Task description:
Convert the lines below, starting with the line containing "y-tick-label: 25 xyxy=(223,138,240,153)" and going on through the line containing "x-axis-label: Time xyxy=(1007,446,1042,462)", into a JSON list of strings with one string per line and blank lines omitted.

Visual layout records:
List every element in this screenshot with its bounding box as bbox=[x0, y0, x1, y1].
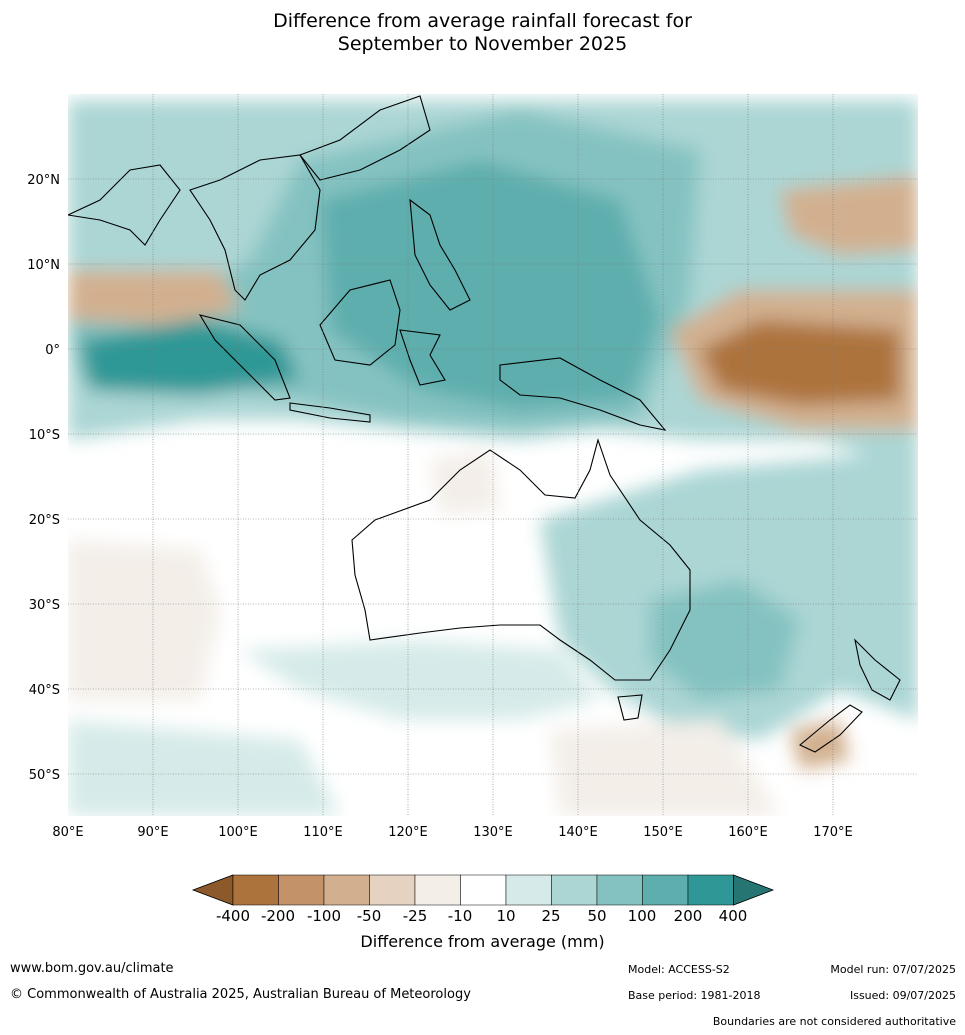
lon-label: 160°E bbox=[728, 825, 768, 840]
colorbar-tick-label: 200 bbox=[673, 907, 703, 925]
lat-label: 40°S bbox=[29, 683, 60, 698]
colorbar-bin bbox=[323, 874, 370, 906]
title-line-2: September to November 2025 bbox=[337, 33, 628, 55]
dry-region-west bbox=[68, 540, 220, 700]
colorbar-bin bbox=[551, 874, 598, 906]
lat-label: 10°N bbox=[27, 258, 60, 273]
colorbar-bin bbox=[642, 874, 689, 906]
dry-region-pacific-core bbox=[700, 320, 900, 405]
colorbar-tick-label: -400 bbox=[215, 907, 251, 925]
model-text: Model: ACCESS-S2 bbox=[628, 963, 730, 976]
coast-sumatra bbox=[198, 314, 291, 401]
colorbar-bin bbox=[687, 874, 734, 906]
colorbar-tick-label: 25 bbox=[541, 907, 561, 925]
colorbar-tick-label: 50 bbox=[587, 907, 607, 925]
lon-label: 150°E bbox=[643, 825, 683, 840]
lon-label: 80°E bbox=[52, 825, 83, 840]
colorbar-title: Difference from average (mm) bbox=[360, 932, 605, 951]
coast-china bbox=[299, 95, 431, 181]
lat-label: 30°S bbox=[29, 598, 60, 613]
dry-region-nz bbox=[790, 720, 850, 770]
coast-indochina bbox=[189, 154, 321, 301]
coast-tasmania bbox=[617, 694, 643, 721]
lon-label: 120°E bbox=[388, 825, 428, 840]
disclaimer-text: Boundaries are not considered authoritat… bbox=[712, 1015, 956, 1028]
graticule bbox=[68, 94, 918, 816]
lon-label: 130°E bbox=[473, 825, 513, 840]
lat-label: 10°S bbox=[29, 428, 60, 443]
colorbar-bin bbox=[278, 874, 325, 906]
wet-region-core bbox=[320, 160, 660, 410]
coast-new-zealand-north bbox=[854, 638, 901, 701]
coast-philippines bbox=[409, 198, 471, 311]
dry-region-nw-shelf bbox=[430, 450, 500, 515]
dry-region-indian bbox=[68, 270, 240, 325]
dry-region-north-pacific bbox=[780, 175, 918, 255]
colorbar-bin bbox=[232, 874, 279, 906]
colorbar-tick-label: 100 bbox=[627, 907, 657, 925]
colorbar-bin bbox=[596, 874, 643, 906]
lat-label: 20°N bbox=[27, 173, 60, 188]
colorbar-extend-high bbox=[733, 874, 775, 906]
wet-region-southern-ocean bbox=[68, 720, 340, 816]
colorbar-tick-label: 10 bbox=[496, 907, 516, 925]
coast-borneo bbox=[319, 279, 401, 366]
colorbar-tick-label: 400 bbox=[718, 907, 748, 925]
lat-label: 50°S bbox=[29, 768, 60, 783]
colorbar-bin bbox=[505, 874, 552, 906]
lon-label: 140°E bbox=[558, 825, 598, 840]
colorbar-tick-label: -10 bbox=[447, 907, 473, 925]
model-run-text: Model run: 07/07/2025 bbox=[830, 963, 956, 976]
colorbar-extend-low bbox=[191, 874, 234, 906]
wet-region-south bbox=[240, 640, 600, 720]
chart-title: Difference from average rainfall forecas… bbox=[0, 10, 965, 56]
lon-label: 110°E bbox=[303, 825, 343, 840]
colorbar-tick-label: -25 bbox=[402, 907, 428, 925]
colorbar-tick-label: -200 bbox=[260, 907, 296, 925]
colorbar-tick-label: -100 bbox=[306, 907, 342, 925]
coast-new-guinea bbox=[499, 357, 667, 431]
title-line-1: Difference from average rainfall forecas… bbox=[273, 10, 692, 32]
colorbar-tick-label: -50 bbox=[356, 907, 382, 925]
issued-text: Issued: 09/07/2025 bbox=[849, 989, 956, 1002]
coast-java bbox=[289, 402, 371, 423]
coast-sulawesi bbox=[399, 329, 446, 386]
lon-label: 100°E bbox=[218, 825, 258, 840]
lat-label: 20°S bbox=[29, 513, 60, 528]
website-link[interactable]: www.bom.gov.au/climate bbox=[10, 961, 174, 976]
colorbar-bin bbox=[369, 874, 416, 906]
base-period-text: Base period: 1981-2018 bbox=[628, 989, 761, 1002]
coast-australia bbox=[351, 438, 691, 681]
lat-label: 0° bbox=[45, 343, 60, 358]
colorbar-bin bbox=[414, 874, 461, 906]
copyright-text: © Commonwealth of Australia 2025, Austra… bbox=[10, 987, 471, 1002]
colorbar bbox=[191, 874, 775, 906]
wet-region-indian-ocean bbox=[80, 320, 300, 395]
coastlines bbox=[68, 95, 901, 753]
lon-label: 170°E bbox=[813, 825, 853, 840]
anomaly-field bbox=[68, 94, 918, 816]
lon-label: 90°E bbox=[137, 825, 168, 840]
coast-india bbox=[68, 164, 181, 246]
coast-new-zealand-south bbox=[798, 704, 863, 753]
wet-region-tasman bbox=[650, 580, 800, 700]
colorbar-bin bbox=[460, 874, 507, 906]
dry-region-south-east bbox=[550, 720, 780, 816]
* * *
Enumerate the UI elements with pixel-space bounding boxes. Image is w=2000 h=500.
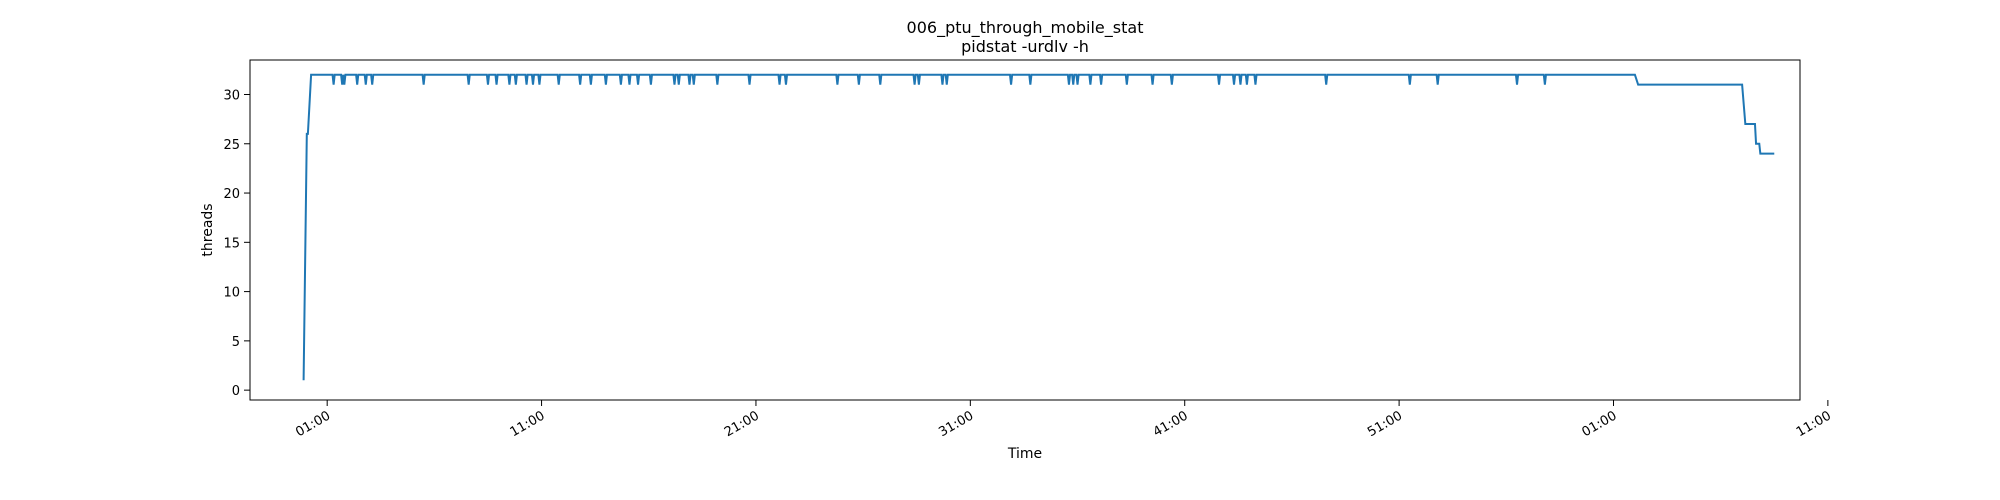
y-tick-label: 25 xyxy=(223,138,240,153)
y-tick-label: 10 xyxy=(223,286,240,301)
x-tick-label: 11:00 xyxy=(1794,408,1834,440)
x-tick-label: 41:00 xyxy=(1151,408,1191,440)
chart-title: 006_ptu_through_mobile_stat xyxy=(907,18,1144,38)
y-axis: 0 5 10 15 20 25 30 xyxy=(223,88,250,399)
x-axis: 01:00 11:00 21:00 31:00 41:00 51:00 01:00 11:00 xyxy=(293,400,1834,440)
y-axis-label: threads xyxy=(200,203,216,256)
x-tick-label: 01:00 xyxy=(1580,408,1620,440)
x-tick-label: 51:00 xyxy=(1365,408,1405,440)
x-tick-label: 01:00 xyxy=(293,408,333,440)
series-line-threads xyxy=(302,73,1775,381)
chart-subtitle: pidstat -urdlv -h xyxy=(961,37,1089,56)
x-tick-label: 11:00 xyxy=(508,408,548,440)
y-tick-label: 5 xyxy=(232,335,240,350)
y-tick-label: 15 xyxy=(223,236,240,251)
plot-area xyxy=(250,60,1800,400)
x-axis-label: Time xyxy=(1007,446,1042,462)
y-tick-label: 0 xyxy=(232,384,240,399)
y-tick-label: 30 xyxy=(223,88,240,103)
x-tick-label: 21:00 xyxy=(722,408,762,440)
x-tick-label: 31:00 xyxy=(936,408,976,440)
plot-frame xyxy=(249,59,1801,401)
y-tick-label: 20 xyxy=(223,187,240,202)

Complete answer:
[
  "y-tick-label: 25 xyxy=(223,138,240,153)",
  "y-tick-label: 10 xyxy=(223,286,240,301)",
  "x-tick-label: 11:00 xyxy=(1794,408,1834,440)",
  "x-tick-label: 41:00 xyxy=(1151,408,1191,440)",
  "chart-title: 006_ptu_through_mobile_stat xyxy=(907,18,1144,38)",
  "y-axis: 0 5 10 15 20 25 30 xyxy=(223,88,250,399)",
  "x-axis: 01:00 11:00 21:00 31:00 41:00 51:00 01:00 11:00 xyxy=(293,400,1834,440)",
  "y-axis-label: threads xyxy=(200,203,216,256)",
  "x-tick-label: 01:00 xyxy=(1580,408,1620,440)",
  "x-tick-label: 51:00 xyxy=(1365,408,1405,440)",
  "x-tick-label: 01:00 xyxy=(293,408,333,440)",
  "series-line-threads xyxy=(302,73,1775,381)",
  "chart-subtitle: pidstat -urdlv -h xyxy=(961,37,1089,56)",
  "x-tick-label: 11:00 xyxy=(508,408,548,440)",
  "y-tick-label: 5 xyxy=(232,335,240,350)",
  "y-tick-label: 15 xyxy=(223,236,240,251)",
  "plot-area xyxy=(250,60,1800,400)",
  "x-axis-label: Time xyxy=(1007,446,1042,462)"
]